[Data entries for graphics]
◆ ◆ ◆ ◆

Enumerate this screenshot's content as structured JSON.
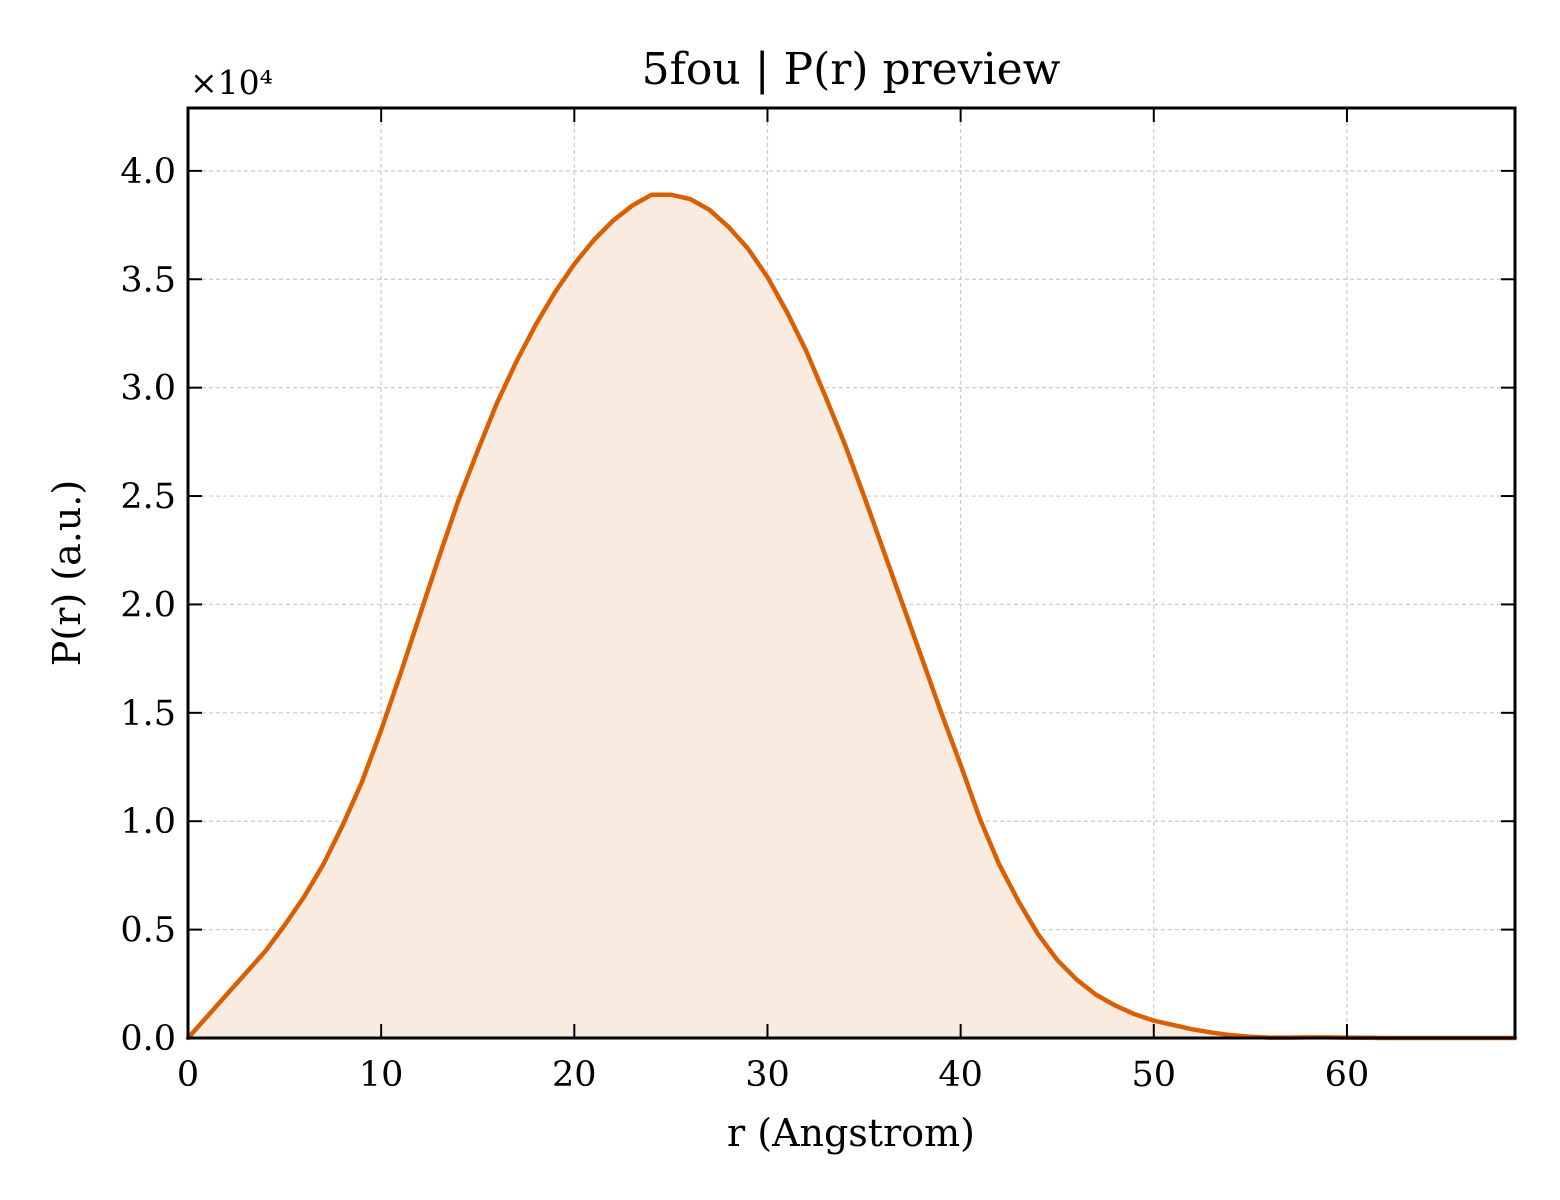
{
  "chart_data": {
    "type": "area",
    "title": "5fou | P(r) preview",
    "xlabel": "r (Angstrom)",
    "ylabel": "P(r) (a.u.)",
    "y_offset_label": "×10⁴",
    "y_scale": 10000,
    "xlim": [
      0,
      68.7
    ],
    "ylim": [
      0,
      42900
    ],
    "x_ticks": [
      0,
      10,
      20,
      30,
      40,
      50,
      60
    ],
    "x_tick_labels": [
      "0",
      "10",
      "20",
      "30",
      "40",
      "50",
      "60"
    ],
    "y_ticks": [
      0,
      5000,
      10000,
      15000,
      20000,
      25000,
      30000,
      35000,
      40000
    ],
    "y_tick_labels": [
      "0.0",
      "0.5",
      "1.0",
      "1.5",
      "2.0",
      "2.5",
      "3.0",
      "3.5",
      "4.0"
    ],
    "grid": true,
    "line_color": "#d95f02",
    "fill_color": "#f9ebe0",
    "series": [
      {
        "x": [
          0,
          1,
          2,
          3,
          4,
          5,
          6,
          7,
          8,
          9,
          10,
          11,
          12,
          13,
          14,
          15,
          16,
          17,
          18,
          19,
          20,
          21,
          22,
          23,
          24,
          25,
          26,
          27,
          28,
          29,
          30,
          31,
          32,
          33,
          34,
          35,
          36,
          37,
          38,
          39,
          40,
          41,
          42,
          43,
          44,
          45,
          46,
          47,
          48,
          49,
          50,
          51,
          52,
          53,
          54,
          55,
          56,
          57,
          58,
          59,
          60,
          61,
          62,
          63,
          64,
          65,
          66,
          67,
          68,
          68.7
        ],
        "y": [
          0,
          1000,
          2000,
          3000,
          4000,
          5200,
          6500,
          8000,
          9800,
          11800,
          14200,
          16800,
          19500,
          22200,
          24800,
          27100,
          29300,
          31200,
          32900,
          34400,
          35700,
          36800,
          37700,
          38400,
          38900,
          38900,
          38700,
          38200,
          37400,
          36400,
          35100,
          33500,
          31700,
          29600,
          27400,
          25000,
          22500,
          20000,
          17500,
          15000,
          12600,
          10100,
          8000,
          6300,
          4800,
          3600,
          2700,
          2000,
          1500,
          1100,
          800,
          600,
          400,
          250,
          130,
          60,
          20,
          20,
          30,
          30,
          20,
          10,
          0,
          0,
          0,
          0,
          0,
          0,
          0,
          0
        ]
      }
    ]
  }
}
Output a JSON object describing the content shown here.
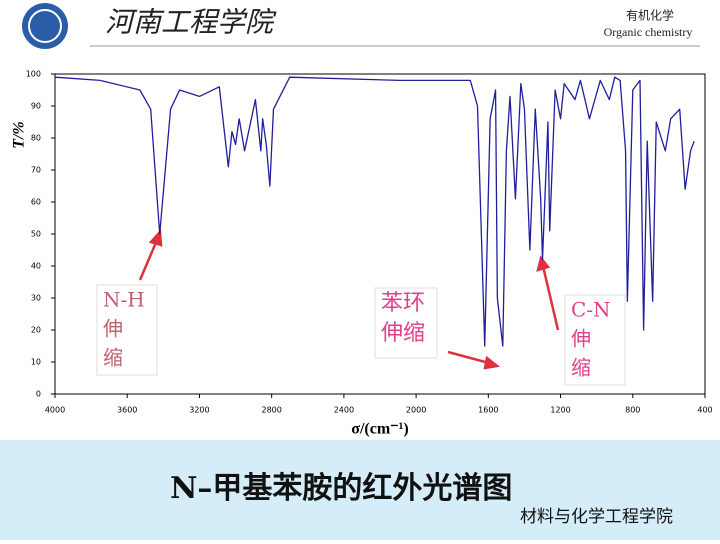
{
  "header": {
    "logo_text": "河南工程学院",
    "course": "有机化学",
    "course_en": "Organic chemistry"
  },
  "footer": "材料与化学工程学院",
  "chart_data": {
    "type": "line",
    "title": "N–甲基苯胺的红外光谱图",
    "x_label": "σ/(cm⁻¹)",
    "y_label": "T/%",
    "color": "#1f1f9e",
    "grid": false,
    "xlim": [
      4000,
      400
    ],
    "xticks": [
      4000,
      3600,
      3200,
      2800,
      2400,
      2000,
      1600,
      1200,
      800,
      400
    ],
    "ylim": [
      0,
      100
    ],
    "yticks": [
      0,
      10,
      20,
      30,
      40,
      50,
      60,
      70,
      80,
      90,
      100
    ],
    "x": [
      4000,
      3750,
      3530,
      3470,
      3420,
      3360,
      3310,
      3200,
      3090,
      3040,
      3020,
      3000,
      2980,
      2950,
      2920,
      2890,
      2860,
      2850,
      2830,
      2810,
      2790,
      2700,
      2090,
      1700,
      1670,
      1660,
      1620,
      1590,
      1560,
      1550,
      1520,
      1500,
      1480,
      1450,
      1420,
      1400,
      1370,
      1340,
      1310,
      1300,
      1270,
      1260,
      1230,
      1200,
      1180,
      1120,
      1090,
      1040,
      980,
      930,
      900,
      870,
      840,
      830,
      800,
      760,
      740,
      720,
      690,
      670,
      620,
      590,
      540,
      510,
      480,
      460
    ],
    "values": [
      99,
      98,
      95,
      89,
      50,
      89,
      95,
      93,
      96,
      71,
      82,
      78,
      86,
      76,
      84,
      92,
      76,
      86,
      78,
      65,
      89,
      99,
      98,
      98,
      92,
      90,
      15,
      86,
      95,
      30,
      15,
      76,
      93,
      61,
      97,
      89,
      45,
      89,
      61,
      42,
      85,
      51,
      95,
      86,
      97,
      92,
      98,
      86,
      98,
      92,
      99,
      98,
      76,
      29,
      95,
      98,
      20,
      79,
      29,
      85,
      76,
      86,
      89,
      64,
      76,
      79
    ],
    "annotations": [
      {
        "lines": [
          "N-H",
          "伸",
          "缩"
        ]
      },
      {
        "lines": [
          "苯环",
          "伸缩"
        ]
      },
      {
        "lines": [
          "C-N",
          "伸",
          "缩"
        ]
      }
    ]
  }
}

◆ ◆ ◆ ◆

- Directive: Note how many lines in the listing above hold the string "JSON", then give only that figure.

- Solution: 2